In the entries below, identify every line with the string "confesión" and copy it.

___ ENTRIES PROVIDED ___

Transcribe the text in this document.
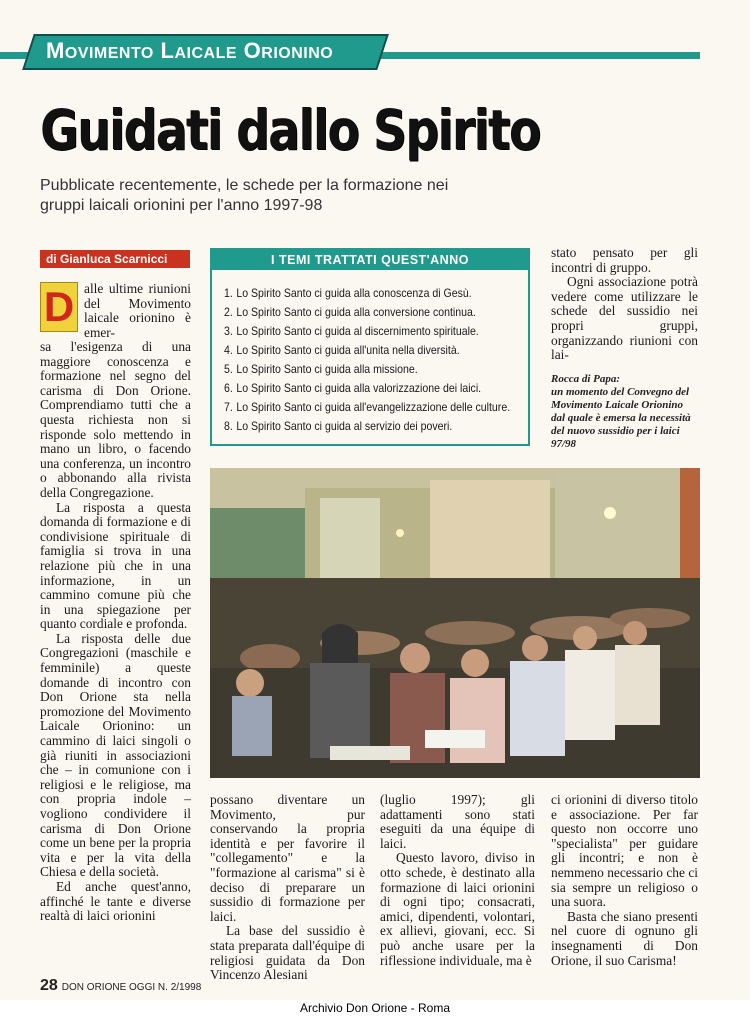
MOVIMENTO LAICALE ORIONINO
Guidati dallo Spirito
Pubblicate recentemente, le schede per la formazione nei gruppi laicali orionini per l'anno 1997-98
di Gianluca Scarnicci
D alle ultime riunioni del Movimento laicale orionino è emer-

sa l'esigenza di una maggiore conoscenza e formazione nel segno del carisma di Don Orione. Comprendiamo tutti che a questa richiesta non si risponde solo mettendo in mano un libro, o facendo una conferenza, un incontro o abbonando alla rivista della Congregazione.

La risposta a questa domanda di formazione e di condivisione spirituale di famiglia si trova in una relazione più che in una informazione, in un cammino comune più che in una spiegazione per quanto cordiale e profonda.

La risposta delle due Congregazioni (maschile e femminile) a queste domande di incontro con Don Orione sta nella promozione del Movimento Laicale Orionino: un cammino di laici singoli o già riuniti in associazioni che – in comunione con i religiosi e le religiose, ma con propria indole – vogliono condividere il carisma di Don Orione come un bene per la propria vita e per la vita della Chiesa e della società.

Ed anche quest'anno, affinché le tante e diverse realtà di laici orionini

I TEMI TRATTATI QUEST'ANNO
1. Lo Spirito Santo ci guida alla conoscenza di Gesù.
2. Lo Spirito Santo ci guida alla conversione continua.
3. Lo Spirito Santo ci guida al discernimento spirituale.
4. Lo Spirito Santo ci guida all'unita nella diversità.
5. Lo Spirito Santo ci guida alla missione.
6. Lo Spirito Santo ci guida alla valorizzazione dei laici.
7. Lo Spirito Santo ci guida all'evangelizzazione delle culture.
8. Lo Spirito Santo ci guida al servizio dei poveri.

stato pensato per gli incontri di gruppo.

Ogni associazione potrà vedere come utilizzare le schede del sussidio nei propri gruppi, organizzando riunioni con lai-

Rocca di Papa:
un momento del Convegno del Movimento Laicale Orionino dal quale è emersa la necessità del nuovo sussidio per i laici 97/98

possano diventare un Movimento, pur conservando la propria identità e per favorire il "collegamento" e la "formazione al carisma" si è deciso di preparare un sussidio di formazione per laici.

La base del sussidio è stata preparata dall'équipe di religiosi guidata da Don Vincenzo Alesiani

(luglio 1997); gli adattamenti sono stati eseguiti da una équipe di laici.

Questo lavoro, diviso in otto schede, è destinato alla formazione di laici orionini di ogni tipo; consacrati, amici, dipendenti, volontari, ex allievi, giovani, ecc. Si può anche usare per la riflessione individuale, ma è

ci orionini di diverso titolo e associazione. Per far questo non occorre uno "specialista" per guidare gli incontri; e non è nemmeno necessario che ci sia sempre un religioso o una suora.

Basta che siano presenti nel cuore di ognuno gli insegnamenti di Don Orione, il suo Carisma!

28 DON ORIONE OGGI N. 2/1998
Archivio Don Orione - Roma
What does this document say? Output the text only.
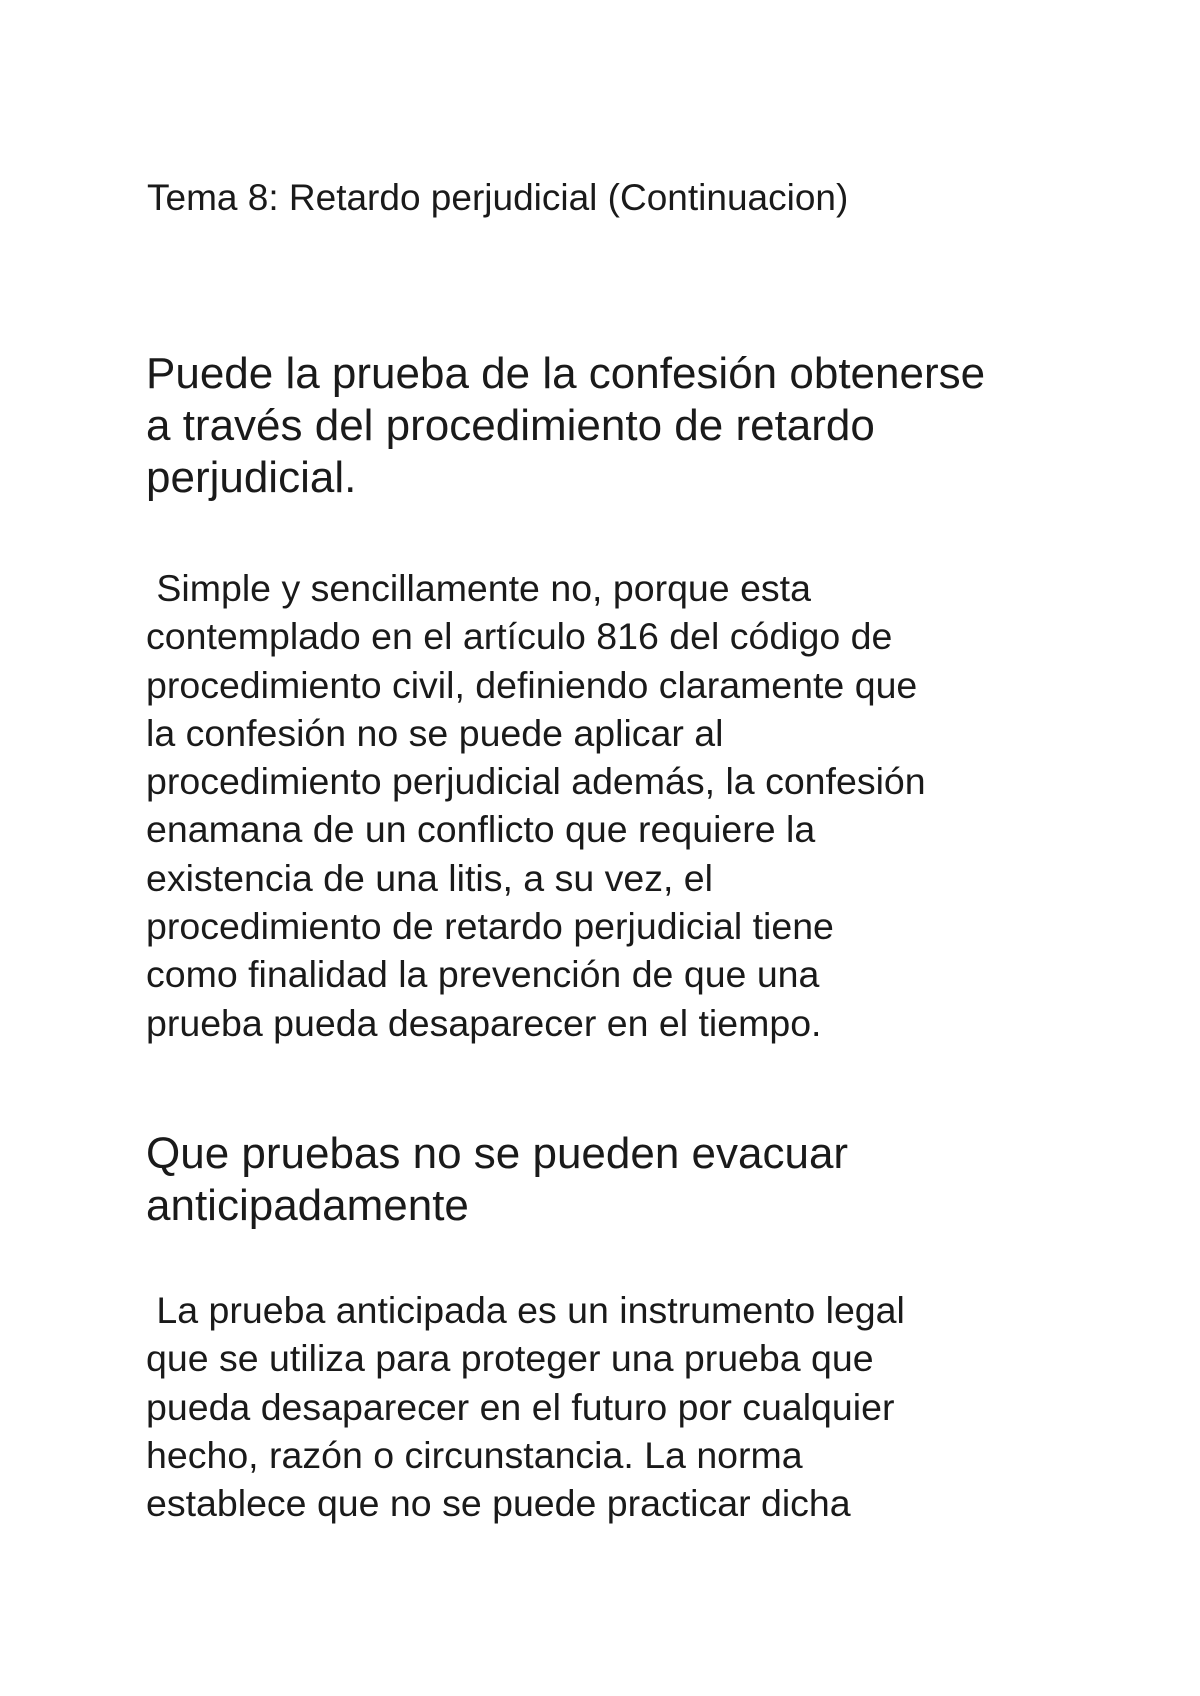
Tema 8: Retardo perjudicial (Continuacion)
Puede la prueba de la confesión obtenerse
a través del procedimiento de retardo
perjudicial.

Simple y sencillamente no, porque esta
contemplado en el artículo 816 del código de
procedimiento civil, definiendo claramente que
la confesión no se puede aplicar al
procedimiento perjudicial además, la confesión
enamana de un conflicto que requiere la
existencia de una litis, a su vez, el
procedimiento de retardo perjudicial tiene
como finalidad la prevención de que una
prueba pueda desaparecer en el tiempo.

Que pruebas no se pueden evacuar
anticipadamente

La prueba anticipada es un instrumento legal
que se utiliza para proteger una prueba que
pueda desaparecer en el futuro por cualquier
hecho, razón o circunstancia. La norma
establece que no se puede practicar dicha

___
___ ENTRIES PROVIDED ___

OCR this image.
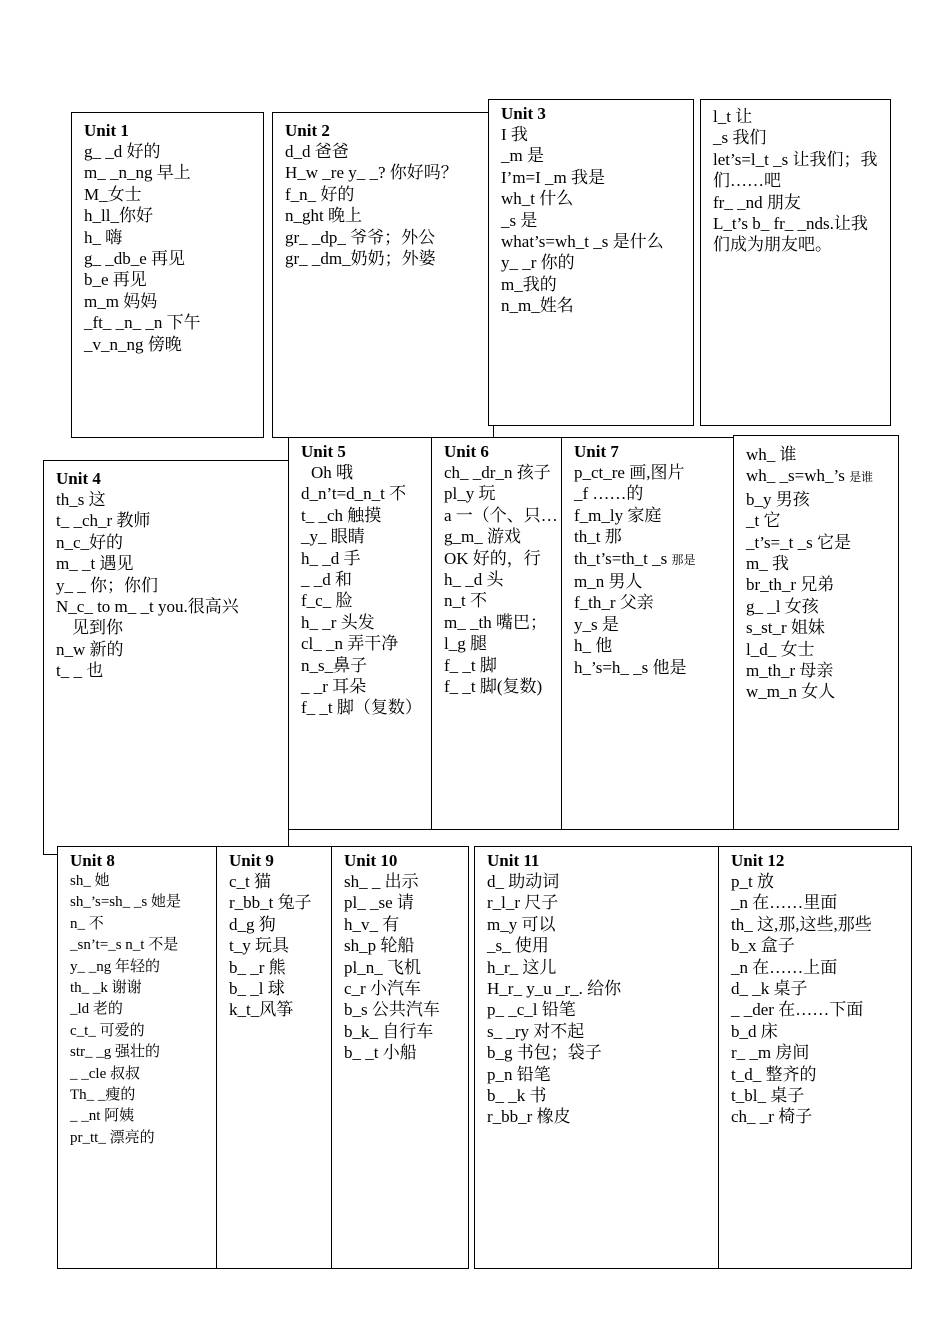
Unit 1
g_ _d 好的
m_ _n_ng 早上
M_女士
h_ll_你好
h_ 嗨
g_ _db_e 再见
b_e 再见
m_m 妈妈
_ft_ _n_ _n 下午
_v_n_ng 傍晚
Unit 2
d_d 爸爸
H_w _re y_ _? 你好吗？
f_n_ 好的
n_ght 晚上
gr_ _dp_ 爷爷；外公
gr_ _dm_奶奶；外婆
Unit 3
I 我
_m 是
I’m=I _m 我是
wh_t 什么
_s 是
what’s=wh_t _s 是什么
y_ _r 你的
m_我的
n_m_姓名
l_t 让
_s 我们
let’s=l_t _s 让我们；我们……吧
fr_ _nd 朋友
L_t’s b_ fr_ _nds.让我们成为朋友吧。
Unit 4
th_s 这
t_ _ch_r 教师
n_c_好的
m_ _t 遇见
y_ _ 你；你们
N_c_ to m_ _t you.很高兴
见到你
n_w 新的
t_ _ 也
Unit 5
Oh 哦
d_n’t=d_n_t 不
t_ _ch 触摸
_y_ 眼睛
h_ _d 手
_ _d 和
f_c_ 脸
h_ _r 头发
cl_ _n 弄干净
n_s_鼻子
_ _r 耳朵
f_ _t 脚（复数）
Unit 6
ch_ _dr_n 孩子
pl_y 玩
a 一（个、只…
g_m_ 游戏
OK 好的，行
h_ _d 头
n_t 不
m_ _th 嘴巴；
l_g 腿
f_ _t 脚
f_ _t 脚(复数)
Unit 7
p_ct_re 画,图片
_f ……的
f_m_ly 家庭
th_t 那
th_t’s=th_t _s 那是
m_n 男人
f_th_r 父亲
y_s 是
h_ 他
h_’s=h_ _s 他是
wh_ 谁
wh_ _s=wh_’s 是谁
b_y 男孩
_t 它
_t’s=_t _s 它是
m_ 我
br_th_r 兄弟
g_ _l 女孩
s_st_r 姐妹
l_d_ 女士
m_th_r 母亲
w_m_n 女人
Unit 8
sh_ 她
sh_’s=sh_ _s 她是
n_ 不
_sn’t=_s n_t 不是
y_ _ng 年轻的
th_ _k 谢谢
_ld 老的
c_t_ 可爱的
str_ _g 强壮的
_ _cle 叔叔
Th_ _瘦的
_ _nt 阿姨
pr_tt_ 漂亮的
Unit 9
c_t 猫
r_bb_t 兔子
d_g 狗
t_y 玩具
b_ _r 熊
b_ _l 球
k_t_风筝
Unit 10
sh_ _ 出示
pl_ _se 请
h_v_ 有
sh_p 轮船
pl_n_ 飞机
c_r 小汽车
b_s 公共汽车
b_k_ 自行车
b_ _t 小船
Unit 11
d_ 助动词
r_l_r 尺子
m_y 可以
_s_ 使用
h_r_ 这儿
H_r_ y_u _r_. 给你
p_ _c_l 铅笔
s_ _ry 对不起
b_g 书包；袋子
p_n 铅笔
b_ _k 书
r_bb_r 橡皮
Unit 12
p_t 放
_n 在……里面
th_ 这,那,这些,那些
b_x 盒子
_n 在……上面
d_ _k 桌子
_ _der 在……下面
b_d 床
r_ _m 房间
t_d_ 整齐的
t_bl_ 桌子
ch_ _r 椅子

___

**RESULT OF THIS EXERCISE**
Puede la prueba de la confesión obtenerse
la confesión no se puede aplicar al
procedimiento perjudicial además, la confesión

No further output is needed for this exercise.